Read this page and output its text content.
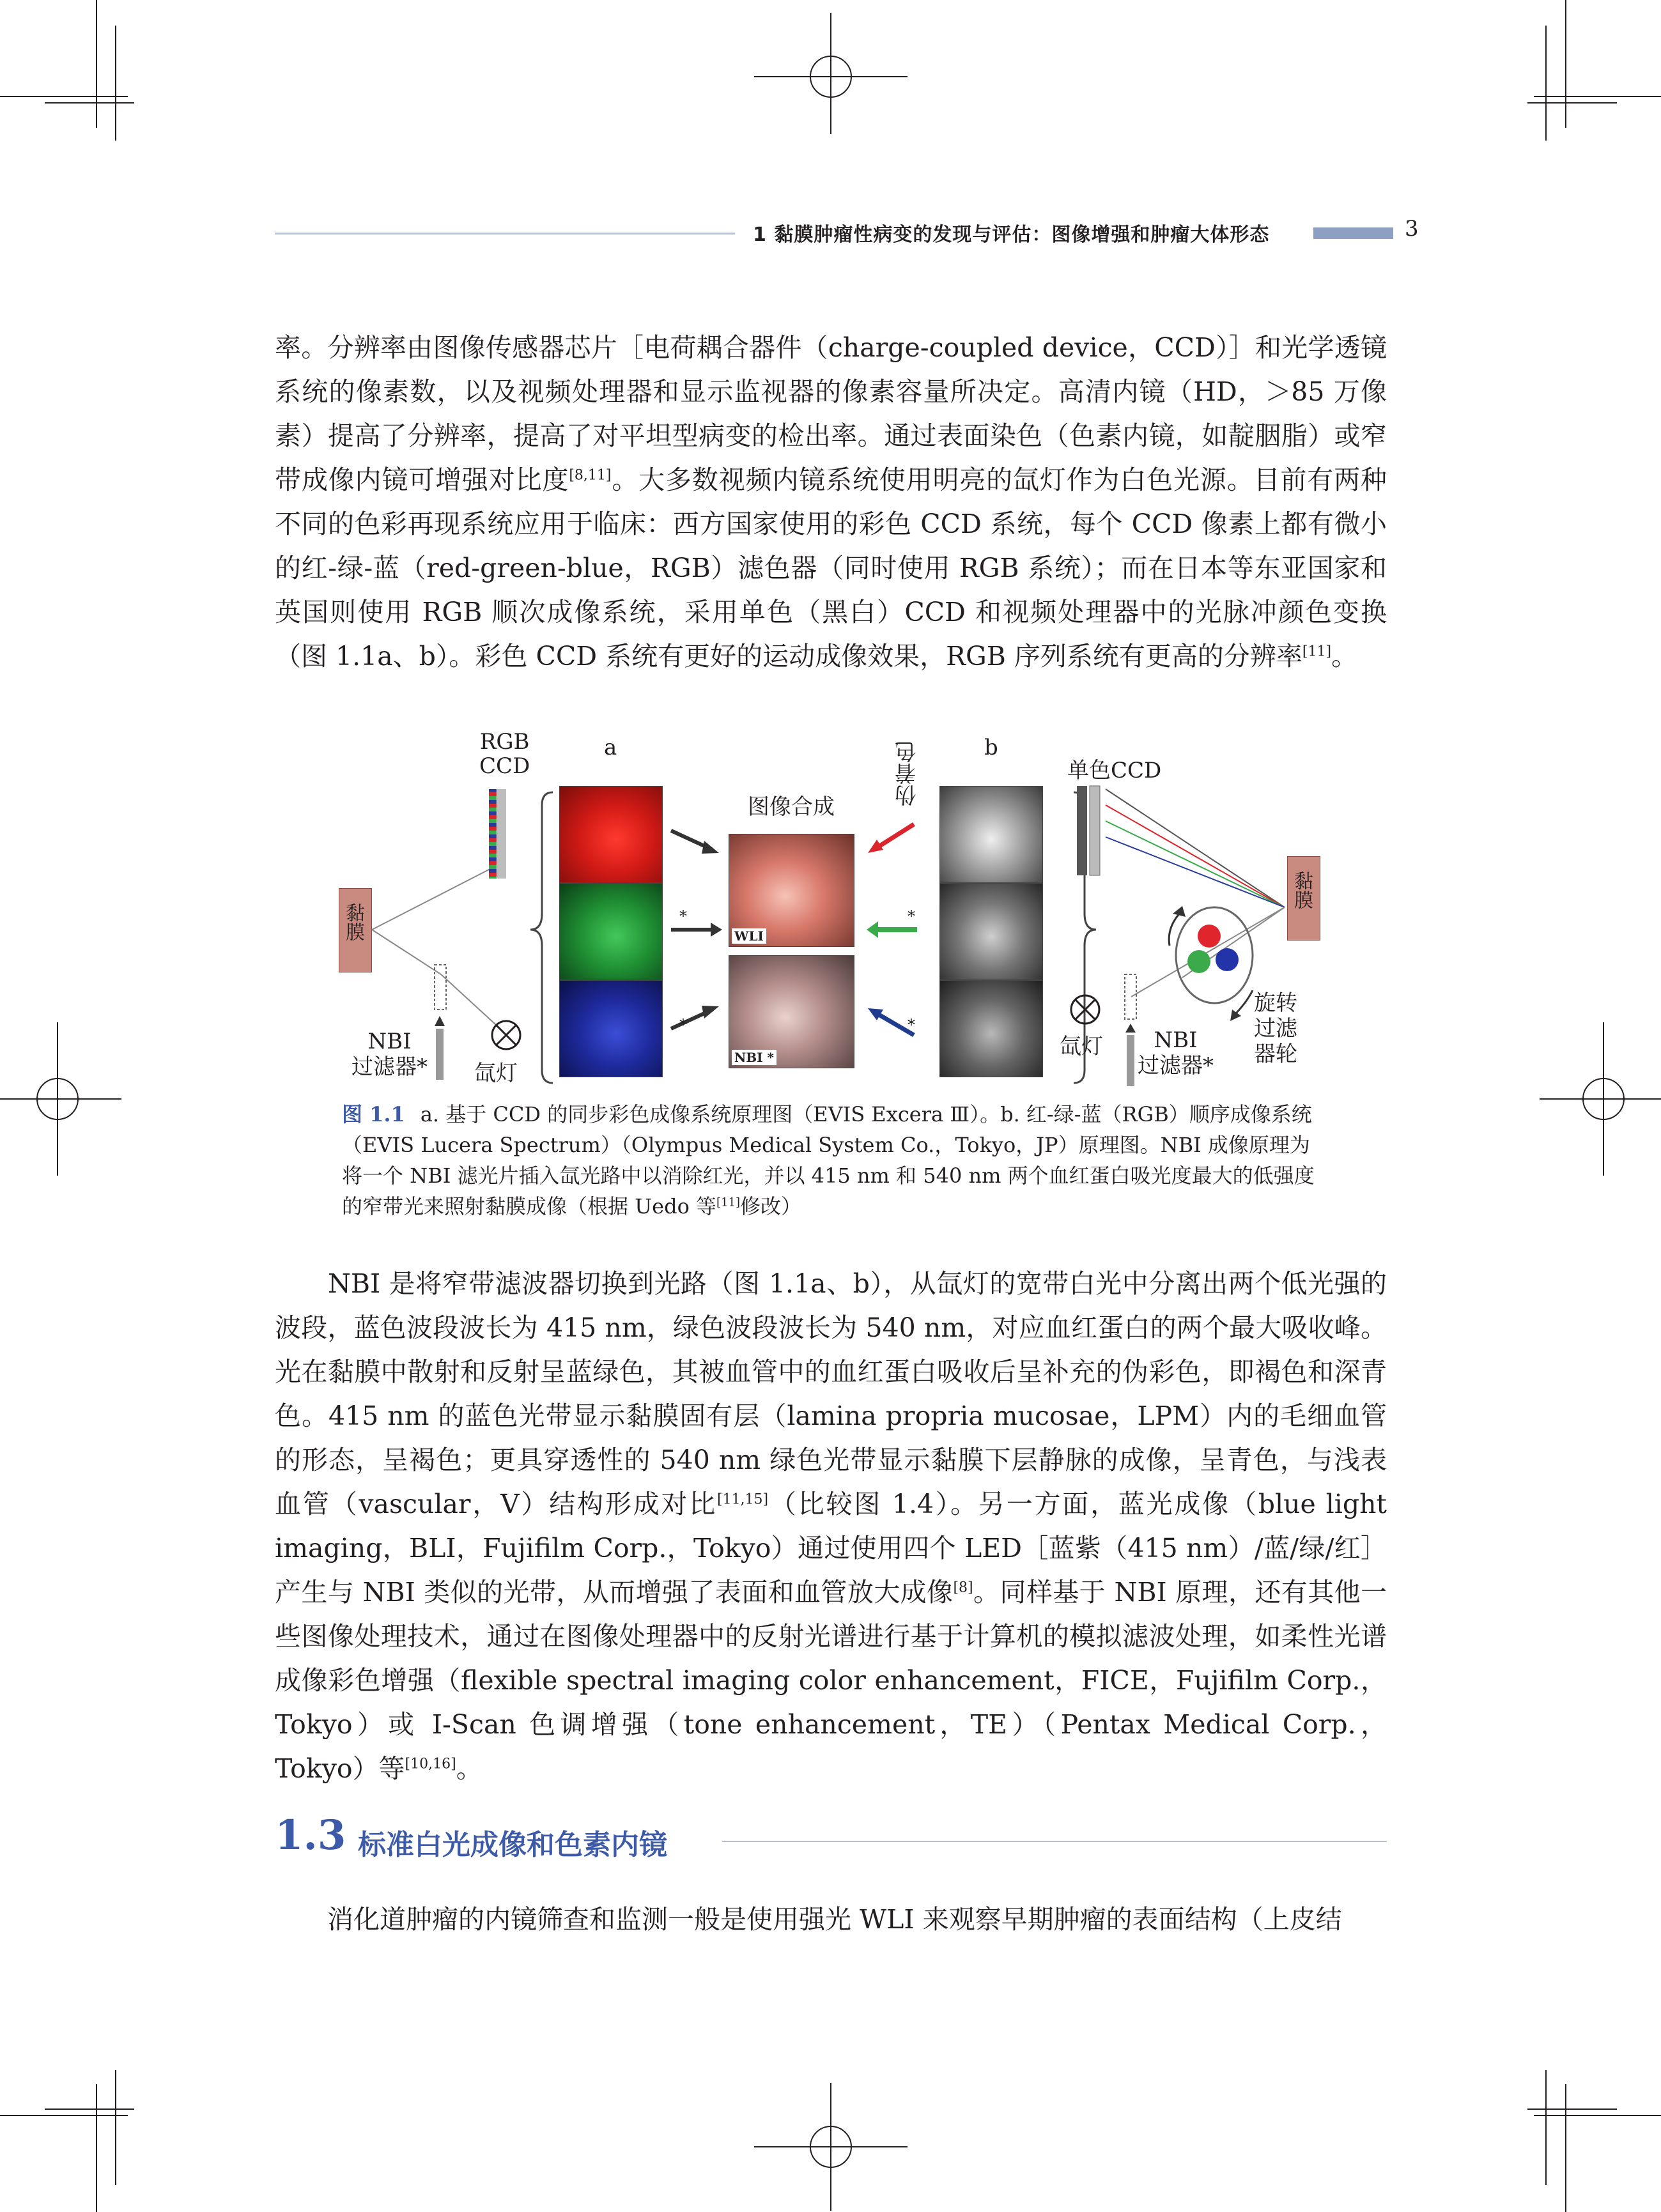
1 黏膜肿瘤性病变的发现与评估：图像增强和肿瘤大体形态	3

率。分辨率由图像传感器芯片［电荷耦合器件（charge-coupled device，CCD）］和光学透镜系统的像素数，以及视频处理器和显示监视器的像素容量所决定。高清内镜（HD，＞85 万像素）提高了分辨率，提高了对平坦型病变的检出率。通过表面染色（色素内镜，如靛胭脂）或窄带成像内镜可增强对比度[8,11]。大多数视频内镜系统使用明亮的氙灯作为白色光源。目前有两种不同的色彩再现系统应用于临床：西方国家使用的彩色 CCD 系统，每个 CCD 像素上都有微小的红-绿-蓝（red-green-blue，RGB）滤色器（同时使用 RGB 系统）；而在日本等东亚国家和英国则使用 RGB 顺次成像系统，采用单色（黑白）CCD 和视频处理器中的光脉冲颜色变换（图 1.1a、b）。彩色 CCD 系统有更好的运动成像效果，RGB 序列系统有更高的分辨率[11]。

黏膜
黏膜
WLI
NBI *
RGB
CCD
a	b
图像合成
伪着色	单色CCD
NBI
过滤器* 氙灯
氙灯	NBI
过滤器*
旋转
过滤
器轮
*
*
*
*
图 1.1 a. 基于 CCD 的同步彩色成像系统原理图（EVIS Excera Ⅲ）。b. 红-绿-蓝（RGB）顺序成像系统（EVIS Lucera Spectrum）（Olympus Medical System Co.，Tokyo，JP）原理图。NBI 成像原理为将一个 NBI 滤光片插入氙光路中以消除红光，并以 415 nm 和 540 nm 两个血红蛋白吸光度最大的低强度的窄带光来照射黏膜成像（根据 Uedo 等[11]修改）

　　NBI 是将窄带滤波器切换到光路（图 1.1a、b），从氙灯的宽带白光中分离出两个低光强的波段，蓝色波段波长为 415 nm，绿色波段波长为 540 nm，对应血红蛋白的两个最大吸收峰。光在黏膜中散射和反射呈蓝绿色，其被血管中的血红蛋白吸收后呈补充的伪彩色，即褐色和深青色。415 nm 的蓝色光带显示黏膜固有层（lamina propria mucosae，LPM）内的毛细血管的形态，呈褐色；更具穿透性的 540 nm 绿色光带显示黏膜下层静脉的成像，呈青色，与浅表血管（vascular，V）结构形成对比[11,15]（比较图 1.4）。另一方面，蓝光成像（blue light imaging，BLI，Fujifilm Corp.，Tokyo）通过使用四个 LED［蓝紫（415 nm）/蓝/绿/红］产生与 NBI 类似的光带，从而增强了表面和血管放大成像[8]。同样基于 NBI 原理，还有其他一些图像处理技术，通过在图像处理器中的反射光谱进行基于计算机的模拟滤波处理，如柔性光谱成像彩色增强（flexible spectral imaging color enhancement，FICE，Fujifilm Corp.，Tokyo）或 I-Scan 色调增强（tone enhancement，TE）（Pentax Medical Corp.，Tokyo）等[10,16]。

1.3 标准白光成像和色素内镜

　　消化道肿瘤的内镜筛查和监测一般是使用强光 WLI 来观察早期肿瘤的表面结构（上皮结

# # # #

Exercise
Out of the material above, select every line that holds the string "Medical".

Full response
图 1.1 a. 基于 CCD 的同步彩色成像系统原理图（EVIS Excera Ⅲ）。b. 红-绿-蓝（RGB）顺序成像系统（EVIS Lucera Spectrum）（Olympus Medical System Co.，Tokyo，JP）原理图。NBI 成像原理为将一个 NBI 滤光片插入氙光路中以消除红光，并以 415 nm 和 540 nm 两个血红蛋白吸光度最大的低强度的窄带光来照射黏膜成像（根据 Uedo 等[11]修改）
　　NBI 是将窄带滤波器切换到光路（图 1.1a、b），从氙灯的宽带白光中分离出两个低光强的波段，蓝色波段波长为 415 nm，绿色波段波长为 540 nm，对应血红蛋白的两个最大吸收峰。光在黏膜中散射和反射呈蓝绿色，其被血管中的血红蛋白吸收后呈补充的伪彩色，即褐色和深青色。415 nm 的蓝色光带显示黏膜固有层（lamina propria mucosae，LPM）内的毛细血管的形态，呈褐色；更具穿透性的 540 nm 绿色光带显示黏膜下层静脉的成像，呈青色，与浅表血管（vascular，V）结构形成对比[11,15]（比较图 1.4）。另一方面，蓝光成像（blue light imaging，BLI，Fujifilm Corp.，Tokyo）通过使用四个 LED［蓝紫（415 nm）/蓝/绿/红］产生与 NBI 类似的光带，从而增强了表面和血管放大成像[8]。同样基于 NBI 原理，还有其他一些图像处理技术，通过在图像处理器中的反射光谱进行基于计算机的模拟滤波处理，如柔性光谱成像彩色增强（flexible spectral imaging color enhancement，FICE，Fujifilm Corp.，Tokyo）或 I-Scan 色调增强（tone enhancement，TE）（Pentax Medical Corp.，Tokyo）等[10,16]。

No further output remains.